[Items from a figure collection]
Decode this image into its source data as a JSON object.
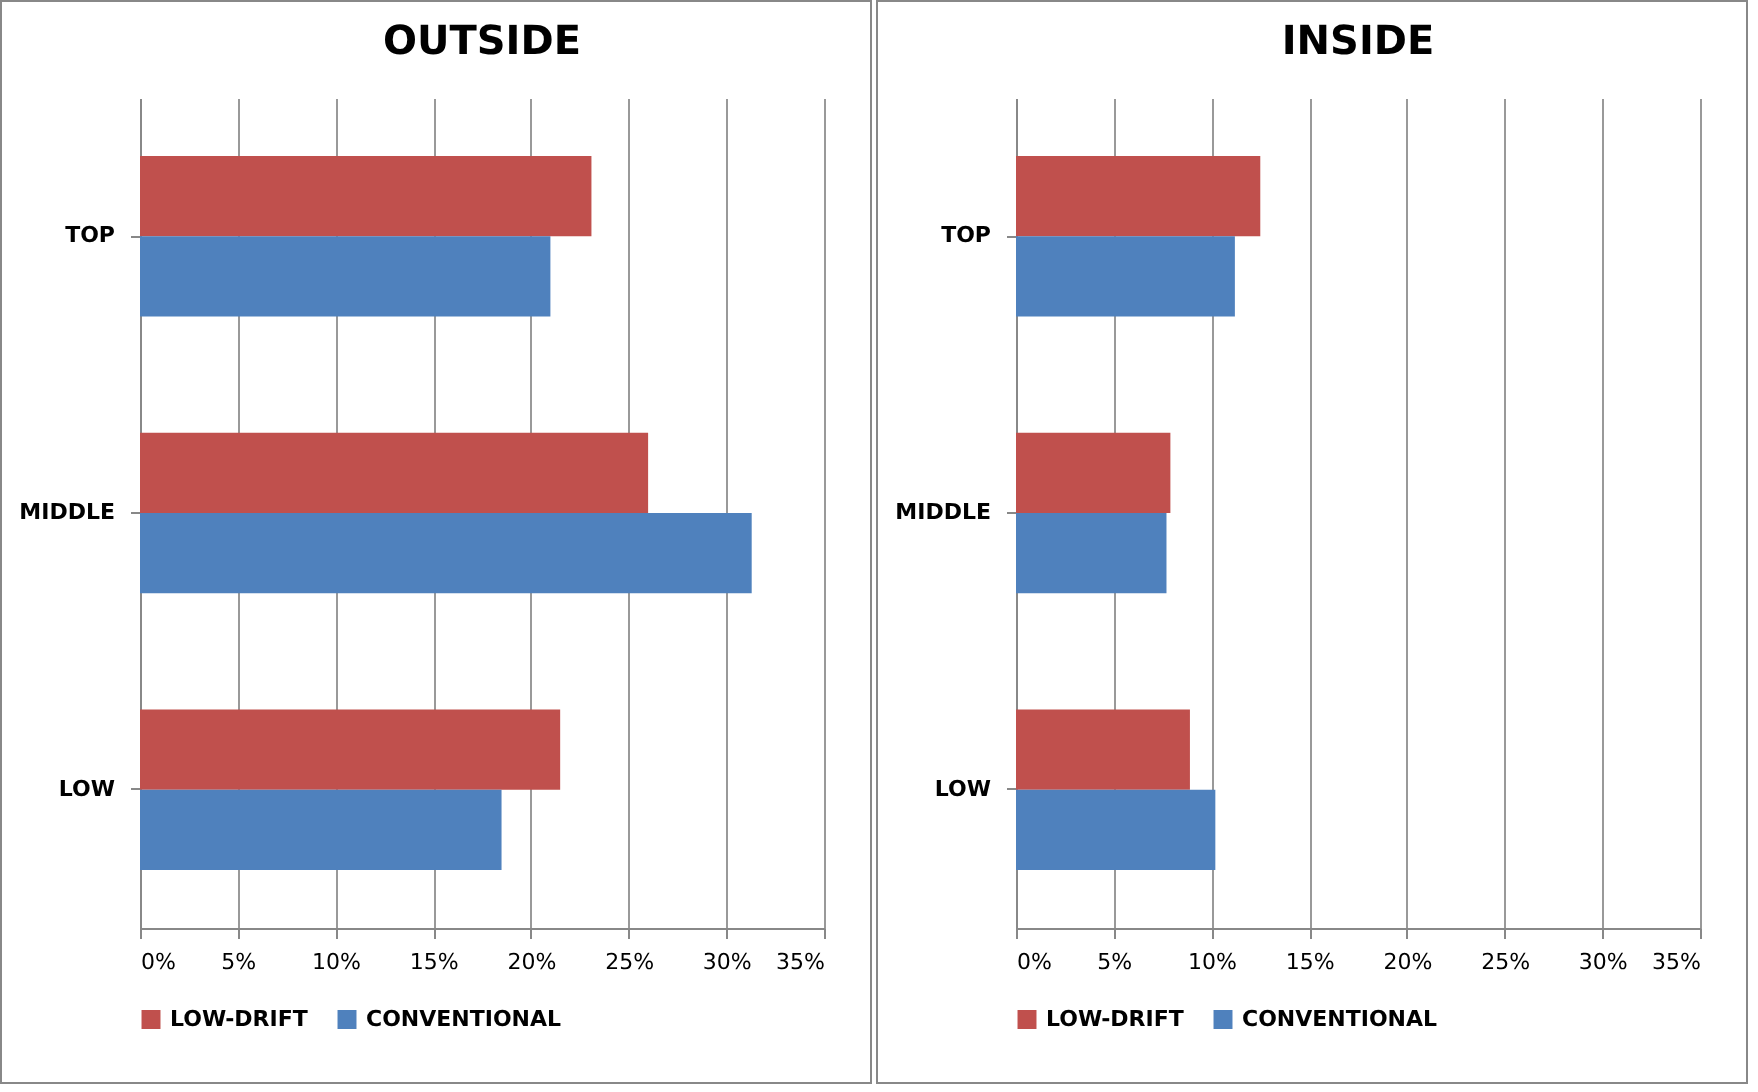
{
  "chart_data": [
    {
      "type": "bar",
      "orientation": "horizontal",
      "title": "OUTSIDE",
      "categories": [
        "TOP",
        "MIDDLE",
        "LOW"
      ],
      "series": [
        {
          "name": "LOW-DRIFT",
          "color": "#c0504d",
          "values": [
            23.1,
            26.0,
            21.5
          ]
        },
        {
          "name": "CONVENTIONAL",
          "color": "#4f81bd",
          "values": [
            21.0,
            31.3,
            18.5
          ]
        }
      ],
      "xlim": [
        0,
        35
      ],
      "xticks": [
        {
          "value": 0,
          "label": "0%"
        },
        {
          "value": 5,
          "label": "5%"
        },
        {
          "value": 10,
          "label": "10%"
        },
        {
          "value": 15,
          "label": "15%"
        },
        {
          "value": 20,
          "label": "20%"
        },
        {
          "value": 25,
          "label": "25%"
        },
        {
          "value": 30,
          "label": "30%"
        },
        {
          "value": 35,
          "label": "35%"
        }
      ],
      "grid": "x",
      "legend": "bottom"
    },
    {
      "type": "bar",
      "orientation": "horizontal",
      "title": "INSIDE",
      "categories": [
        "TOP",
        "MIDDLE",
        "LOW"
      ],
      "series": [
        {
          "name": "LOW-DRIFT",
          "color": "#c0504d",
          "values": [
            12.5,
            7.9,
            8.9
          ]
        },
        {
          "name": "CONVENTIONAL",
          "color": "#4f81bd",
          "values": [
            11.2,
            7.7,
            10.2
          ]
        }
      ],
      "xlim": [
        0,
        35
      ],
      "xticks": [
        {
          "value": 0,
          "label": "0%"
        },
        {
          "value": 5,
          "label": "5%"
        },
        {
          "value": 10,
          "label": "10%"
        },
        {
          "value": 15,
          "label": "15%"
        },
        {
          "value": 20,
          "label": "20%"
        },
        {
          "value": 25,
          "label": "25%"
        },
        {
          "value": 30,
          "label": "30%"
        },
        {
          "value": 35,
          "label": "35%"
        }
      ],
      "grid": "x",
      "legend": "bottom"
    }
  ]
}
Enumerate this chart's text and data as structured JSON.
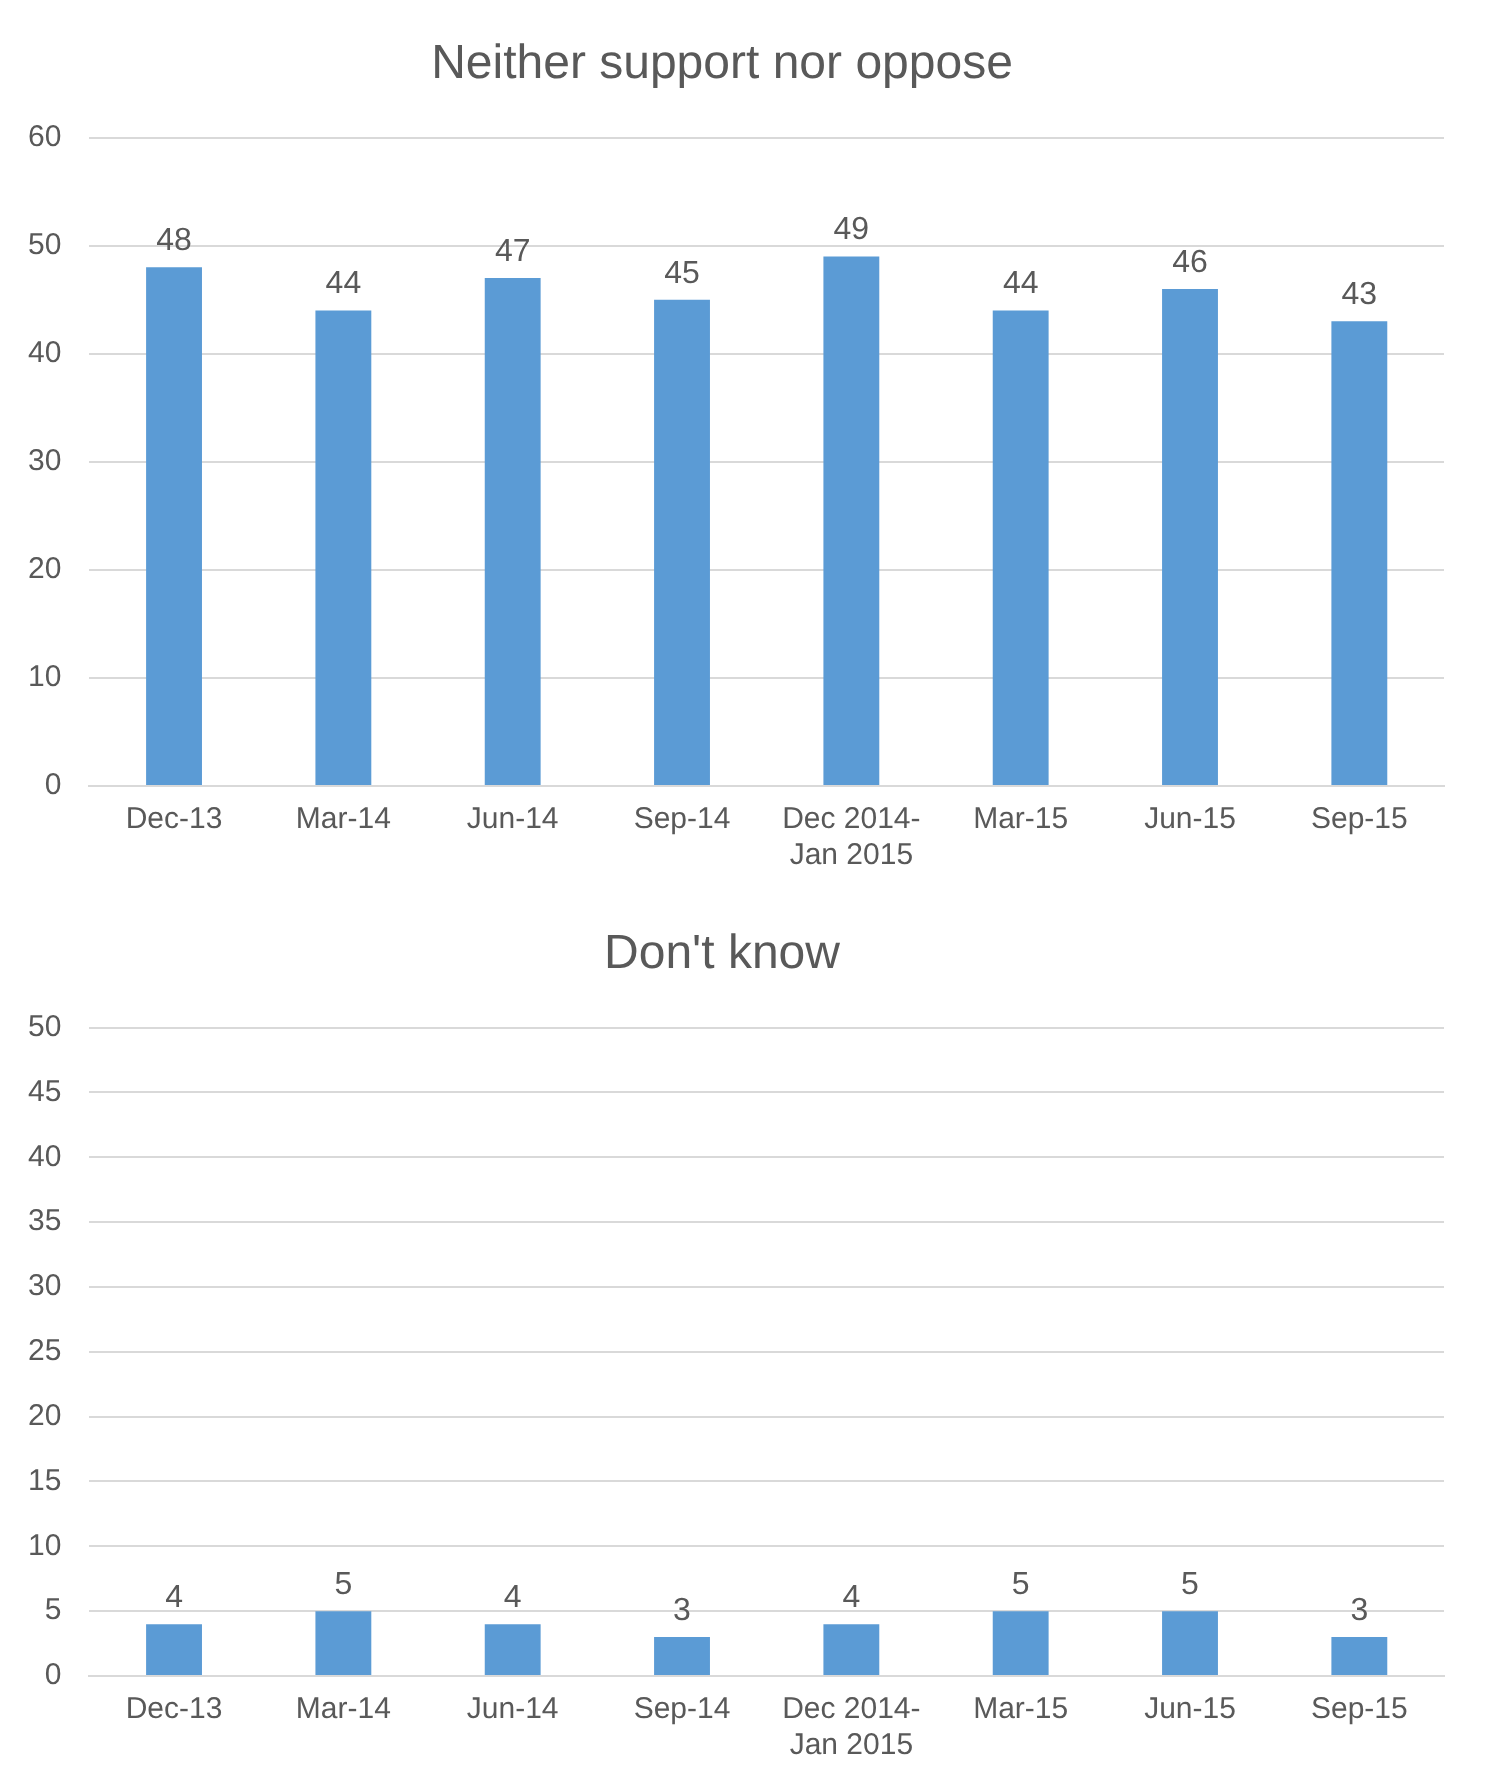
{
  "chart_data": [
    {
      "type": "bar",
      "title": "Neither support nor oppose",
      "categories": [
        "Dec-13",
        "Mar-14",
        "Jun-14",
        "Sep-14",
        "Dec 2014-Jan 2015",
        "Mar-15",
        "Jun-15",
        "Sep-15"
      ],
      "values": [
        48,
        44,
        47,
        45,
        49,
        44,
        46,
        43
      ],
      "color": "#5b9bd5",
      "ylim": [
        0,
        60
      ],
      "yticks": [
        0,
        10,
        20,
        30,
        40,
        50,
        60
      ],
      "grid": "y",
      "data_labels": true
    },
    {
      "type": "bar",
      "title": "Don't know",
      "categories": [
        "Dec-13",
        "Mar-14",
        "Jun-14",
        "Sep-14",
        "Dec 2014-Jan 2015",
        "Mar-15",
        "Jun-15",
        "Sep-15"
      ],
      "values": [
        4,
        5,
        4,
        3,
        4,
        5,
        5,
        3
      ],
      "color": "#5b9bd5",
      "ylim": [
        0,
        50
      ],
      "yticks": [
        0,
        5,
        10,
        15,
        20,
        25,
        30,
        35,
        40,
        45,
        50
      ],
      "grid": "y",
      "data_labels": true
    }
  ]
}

#### SET TASK
Track down the lines that include the word "this" and copy them.

#### RESPONSE
Decode this image into its source data as a JSON object.
Enumerate this chart's text and data as structured JSON.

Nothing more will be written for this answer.